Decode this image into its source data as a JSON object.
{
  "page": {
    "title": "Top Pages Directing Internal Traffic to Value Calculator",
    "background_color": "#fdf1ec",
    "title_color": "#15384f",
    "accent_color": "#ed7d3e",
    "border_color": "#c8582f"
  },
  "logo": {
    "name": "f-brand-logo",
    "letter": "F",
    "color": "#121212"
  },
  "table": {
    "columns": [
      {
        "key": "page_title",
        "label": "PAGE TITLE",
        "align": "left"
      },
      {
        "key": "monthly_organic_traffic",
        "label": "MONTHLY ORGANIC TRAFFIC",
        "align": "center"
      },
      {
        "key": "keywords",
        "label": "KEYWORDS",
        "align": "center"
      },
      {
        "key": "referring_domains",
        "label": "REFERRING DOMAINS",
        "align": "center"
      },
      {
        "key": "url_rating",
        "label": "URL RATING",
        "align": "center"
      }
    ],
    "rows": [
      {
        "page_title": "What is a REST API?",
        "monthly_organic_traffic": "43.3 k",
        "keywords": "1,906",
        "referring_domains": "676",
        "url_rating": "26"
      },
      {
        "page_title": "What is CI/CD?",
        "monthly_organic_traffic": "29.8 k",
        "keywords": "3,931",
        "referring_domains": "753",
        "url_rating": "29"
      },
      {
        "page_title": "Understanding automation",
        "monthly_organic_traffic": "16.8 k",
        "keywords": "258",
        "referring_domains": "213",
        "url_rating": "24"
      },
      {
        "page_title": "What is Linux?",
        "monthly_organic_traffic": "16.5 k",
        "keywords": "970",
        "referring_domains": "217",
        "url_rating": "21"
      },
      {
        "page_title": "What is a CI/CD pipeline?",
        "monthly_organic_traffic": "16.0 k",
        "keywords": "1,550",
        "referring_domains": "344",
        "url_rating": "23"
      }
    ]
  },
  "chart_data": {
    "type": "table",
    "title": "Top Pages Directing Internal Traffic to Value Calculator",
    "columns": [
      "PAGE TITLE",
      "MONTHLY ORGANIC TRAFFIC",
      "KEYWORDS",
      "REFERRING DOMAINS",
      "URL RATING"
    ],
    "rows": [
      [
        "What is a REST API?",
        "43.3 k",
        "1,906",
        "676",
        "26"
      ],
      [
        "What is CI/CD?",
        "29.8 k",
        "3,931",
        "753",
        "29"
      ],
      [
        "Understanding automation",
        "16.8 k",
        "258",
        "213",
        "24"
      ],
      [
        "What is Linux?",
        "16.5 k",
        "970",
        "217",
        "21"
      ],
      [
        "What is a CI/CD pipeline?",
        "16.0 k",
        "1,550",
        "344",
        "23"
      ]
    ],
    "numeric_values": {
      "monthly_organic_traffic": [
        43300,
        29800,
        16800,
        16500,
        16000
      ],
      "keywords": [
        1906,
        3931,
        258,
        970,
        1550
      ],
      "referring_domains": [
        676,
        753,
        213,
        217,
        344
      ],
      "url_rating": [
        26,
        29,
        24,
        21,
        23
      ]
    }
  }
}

• • • • •

What you will do: Your task is to gather every line with the word "pipeline" and copy it.

Final result:
        "page_title": "What is a CI/CD pipeline?",
        "What is a CI/CD pipeline?",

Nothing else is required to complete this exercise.